SET TASK —
Render the following material again verbatim, leaving nothing out.

═════ RECORDS SUPPLIED

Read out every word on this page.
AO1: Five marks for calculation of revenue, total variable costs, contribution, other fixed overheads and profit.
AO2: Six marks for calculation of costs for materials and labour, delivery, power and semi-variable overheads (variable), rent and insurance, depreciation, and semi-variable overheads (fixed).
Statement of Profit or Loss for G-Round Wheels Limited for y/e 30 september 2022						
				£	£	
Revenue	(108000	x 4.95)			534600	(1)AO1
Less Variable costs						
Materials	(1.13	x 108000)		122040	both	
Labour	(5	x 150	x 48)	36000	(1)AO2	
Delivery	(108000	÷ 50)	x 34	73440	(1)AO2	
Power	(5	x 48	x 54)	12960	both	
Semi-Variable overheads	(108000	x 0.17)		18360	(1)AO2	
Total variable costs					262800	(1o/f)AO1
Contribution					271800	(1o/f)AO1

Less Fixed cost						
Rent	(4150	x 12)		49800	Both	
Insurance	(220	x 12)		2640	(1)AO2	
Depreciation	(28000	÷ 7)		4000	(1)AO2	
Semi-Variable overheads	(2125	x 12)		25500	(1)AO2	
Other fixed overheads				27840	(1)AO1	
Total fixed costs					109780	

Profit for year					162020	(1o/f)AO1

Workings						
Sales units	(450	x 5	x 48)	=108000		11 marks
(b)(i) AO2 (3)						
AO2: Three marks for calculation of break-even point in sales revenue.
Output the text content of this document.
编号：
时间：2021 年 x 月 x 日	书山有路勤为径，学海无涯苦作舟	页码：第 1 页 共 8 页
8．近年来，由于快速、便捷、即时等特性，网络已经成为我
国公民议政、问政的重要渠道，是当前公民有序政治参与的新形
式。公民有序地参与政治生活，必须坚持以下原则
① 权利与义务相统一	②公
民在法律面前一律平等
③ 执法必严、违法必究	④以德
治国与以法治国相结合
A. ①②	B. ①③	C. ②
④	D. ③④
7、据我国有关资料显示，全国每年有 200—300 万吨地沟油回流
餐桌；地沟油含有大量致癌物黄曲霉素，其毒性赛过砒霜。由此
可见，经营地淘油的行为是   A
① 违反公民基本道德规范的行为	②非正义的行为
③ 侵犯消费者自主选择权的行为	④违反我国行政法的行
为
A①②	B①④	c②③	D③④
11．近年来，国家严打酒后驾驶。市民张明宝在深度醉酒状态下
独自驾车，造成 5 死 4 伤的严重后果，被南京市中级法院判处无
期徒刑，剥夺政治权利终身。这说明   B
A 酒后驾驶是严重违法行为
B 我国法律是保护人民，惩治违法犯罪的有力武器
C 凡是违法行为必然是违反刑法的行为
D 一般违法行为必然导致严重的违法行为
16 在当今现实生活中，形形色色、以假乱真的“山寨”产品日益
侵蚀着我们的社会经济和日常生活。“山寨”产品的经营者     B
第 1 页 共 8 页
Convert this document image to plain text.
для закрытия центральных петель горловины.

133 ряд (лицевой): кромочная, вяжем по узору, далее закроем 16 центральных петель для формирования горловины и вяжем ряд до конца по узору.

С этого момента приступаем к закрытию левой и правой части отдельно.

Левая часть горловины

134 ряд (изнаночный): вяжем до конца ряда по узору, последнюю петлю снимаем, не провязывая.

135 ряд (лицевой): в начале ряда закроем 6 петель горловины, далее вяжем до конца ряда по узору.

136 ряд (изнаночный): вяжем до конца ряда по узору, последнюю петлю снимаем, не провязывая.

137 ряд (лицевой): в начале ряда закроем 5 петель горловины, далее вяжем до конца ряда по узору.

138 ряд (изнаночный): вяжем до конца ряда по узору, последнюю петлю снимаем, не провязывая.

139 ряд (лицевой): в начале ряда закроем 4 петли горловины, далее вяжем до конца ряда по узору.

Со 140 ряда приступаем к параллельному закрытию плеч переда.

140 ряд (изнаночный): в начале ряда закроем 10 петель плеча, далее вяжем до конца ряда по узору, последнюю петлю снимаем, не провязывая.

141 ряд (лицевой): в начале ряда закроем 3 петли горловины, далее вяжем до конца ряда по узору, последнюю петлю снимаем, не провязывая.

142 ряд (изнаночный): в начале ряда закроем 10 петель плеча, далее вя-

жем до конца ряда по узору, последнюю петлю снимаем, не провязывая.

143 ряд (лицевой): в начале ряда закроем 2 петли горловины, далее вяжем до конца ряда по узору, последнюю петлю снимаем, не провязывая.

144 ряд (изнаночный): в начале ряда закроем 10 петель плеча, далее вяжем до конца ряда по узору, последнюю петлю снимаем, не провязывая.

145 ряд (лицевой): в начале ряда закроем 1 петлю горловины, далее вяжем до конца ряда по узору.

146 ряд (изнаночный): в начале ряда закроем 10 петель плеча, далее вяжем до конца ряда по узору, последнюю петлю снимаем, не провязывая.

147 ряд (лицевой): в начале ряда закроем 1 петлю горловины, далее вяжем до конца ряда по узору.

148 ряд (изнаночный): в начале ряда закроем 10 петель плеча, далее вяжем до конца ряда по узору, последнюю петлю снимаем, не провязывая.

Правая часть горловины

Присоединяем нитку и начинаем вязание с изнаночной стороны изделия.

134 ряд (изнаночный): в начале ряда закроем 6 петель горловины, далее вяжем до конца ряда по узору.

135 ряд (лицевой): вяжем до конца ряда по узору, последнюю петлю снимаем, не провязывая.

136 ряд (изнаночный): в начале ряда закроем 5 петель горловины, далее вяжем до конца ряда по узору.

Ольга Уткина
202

══════════

ANSWER FOR THE TASK —
Read out every word on this page.
AO1: Five marks for calculation of revenue, total variable costs, contribution, other fixed overheads and profit.
AO2: Six marks for calculation of costs for materials and labour, delivery, power and semi-variable overheads (variable), rent and insurance, depreciation, and semi-variable overheads (fixed).
Statement of Profit or Loss for G-Round Wheels Limited for y/e 30 september 2022						
				£	£	
Revenue	(108000	x 4.95)			534600	(1)AO1
Less Variable costs						
Materials	(1.13	x 108000)		122040	both	
Labour	(5	x 150	x 48)	36000	(1)AO2	
Delivery	(108000	÷ 50)	x 34	73440	(1)AO2	
Power	(5	x 48	x 54)	12960	both	
Semi-Variable overheads	(108000	x 0.17)		18360	(1)AO2	
Total variable costs					262800	(1o/f)AO1
Contribution					271800	(1o/f)AO1

Less Fixed cost						
Rent	(4150	x 12)		49800	Both	
Insurance	(220	x 12)		2640	(1)AO2	
Depreciation	(28000	÷ 7)		4000	(1)AO2	
Semi-Variable overheads	(2125	x 12)		25500	(1)AO2	
Other fixed overheads				27840	(1)AO1	
Total fixed costs					109780	

Profit for year					162020	(1o/f)AO1

Workings						
Sales units	(450	x 5	x 48)	=108000		11 marks
(b)(i) AO2 (3)						
AO2: Three marks for calculation of break-even point in sales revenue.
Output the text content of this document.
编号：
时间：2021 年 x 月 x 日	书山有路勤为径，学海无涯苦作舟	页码：第 1 页 共 8 页
8．近年来，由于快速、便捷、即时等特性，网络已经成为我
国公民议政、问政的重要渠道，是当前公民有序政治参与的新形
式。公民有序地参与政治生活，必须坚持以下原则
① 权利与义务相统一	②公
民在法律面前一律平等
③ 执法必严、违法必究	④以德
治国与以法治国相结合
A. ①②	B. ①③	C. ②
④	D. ③④
7、据我国有关资料显示，全国每年有 200—300 万吨地沟油回流
餐桌；地沟油含有大量致癌物黄曲霉素，其毒性赛过砒霜。由此
可见，经营地淘油的行为是   A
① 违反公民基本道德规范的行为	②非正义的行为
③ 侵犯消费者自主选择权的行为	④违反我国行政法的行
为
A①②	B①④	c②③	D③④
11．近年来，国家严打酒后驾驶。市民张明宝在深度醉酒状态下
独自驾车，造成 5 死 4 伤的严重后果，被南京市中级法院判处无
期徒刑，剥夺政治权利终身。这说明   B
A 酒后驾驶是严重违法行为
B 我国法律是保护人民，惩治违法犯罪的有力武器
C 凡是违法行为必然是违反刑法的行为
D 一般违法行为必然导致严重的违法行为
16 在当今现实生活中，形形色色、以假乱真的“山寨”产品日益
侵蚀着我们的社会经济和日常生活。“山寨”产品的经营者     B
第 1 页 共 8 页
Convert this document image to plain text.
для закрытия центральных петель горловины.

133 ряд (лицевой): кромочная, вяжем по узору, далее закроем 16 центральных петель для формирования горловины и вяжем ряд до конца по узору.

С этого момента приступаем к закрытию левой и правой части отдельно.

Левая часть горловины

134 ряд (изнаночный): вяжем до конца ряда по узору, последнюю петлю снимаем, не провязывая.

135 ряд (лицевой): в начале ряда закроем 6 петель горловины, далее вяжем до конца ряда по узору.

136 ряд (изнаночный): вяжем до конца ряда по узору, последнюю петлю снимаем, не провязывая.

137 ряд (лицевой): в начале ряда закроем 5 петель горловины, далее вяжем до конца ряда по узору.

138 ряд (изнаночный): вяжем до конца ряда по узору, последнюю петлю снимаем, не провязывая.

139 ряд (лицевой): в начале ряда закроем 4 петли горловины, далее вяжем до конца ряда по узору.

Со 140 ряда приступаем к параллельному закрытию плеч переда.

140 ряд (изнаночный): в начале ряда закроем 10 петель плеча, далее вяжем до конца ряда по узору, последнюю петлю снимаем, не провязывая.

141 ряд (лицевой): в начале ряда закроем 3 петли горловины, далее вяжем до конца ряда по узору, последнюю петлю снимаем, не провязывая.

142 ряд (изнаночный): в начале ряда закроем 10 петель плеча, далее вя-

жем до конца ряда по узору, последнюю петлю снимаем, не провязывая.

143 ряд (лицевой): в начале ряда закроем 2 петли горловины, далее вяжем до конца ряда по узору, последнюю петлю снимаем, не провязывая.

144 ряд (изнаночный): в начале ряда закроем 10 петель плеча, далее вяжем до конца ряда по узору, последнюю петлю снимаем, не провязывая.

145 ряд (лицевой): в начале ряда закроем 1 петлю горловины, далее вяжем до конца ряда по узору.

146 ряд (изнаночный): в начале ряда закроем 10 петель плеча, далее вяжем до конца ряда по узору, последнюю петлю снимаем, не провязывая.

147 ряд (лицевой): в начале ряда закроем 1 петлю горловины, далее вяжем до конца ряда по узору.

148 ряд (изнаночный): в начале ряда закроем 10 петель плеча, далее вяжем до конца ряда по узору, последнюю петлю снимаем, не провязывая.

Правая часть горловины

Присоединяем нитку и начинаем вязание с изнаночной стороны изделия.

134 ряд (изнаночный): в начале ряда закроем 6 петель горловины, далее вяжем до конца ряда по узору.

135 ряд (лицевой): вяжем до конца ряда по узору, последнюю петлю снимаем, не провязывая.

136 ряд (изнаночный): в начале ряда закроем 5 петель горловины, далее вяжем до конца ряда по узору.

Ольга Уткина
202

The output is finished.